What you are asked to do
What follows is a listing; give it again exactly, in its entirety.

(Data entries)
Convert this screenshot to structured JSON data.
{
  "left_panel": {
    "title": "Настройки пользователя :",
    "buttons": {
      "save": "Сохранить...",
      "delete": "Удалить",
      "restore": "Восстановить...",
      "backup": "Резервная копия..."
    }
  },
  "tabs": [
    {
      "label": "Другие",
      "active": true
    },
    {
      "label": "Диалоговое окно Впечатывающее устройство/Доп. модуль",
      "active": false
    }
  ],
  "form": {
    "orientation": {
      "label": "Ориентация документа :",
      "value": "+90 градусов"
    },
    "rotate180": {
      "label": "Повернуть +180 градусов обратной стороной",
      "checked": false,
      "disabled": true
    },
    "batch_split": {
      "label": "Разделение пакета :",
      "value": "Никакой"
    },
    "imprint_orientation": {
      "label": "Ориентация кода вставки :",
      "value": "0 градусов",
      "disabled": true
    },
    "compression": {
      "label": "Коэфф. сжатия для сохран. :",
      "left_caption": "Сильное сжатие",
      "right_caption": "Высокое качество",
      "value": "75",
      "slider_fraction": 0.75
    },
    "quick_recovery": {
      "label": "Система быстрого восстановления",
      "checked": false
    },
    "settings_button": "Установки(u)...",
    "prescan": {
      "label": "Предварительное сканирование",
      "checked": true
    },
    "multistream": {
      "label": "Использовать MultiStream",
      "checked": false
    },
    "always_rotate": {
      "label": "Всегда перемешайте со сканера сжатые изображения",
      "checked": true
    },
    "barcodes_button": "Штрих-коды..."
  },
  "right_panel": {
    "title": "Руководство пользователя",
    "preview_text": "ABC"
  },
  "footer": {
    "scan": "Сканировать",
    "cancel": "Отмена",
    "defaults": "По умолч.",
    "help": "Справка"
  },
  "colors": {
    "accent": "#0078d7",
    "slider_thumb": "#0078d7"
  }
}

Response to the exercise
Convert this screenshot to structured JSON data.
{
  "left_panel": {
    "title": "Настройки пользователя :",
    "buttons": {
      "save": "Сохранить...",
      "delete": "Удалить",
      "restore": "Восстановить...",
      "backup": "Резервная копия..."
    }
  },
  "tabs": [
    {
      "label": "Другие",
      "active": true
    },
    {
      "label": "Диалоговое окно Впечатывающее устройство/Доп. модуль",
      "active": false
    }
  ],
  "form": {
    "orientation": {
      "label": "Ориентация документа :",
      "value": "+90 градусов"
    },
    "rotate180": {
      "label": "Повернуть +180 градусов обратной стороной",
      "checked": false,
      "disabled": true
    },
    "batch_split": {
      "label": "Разделение пакета :",
      "value": "Никакой"
    },
    "imprint_orientation": {
      "label": "Ориентация кода вставки :",
      "value": "0 градусов",
      "disabled": true
    },
    "compression": {
      "label": "Коэфф. сжатия для сохран. :",
      "left_caption": "Сильное сжатие",
      "right_caption": "Высокое качество",
      "value": "75",
      "slider_fraction": 0.75
    },
    "quick_recovery": {
      "label": "Система быстрого восстановления",
      "checked": false
    },
    "settings_button": "Установки(u)...",
    "prescan": {
      "label": "Предварительное сканирование",
      "checked": true
    },
    "multistream": {
      "label": "Использовать MultiStream",
      "checked": false
    },
    "always_rotate": {
      "label": "Всегда перемешайте со сканера сжатые изображения",
      "checked": true
    },
    "barcodes_button": "Штрих-коды..."
  },
  "right_panel": {
    "title": "Руководство пользователя",
    "preview_text": "ABC"
  },
  "footer": {
    "scan": "Сканировать",
    "cancel": "Отмена",
    "defaults": "По умолч.",
    "help": "Справка"
  },
  "colors": {
    "accent": "#0078d7",
    "slider_thumb": "#0078d7"
  }
}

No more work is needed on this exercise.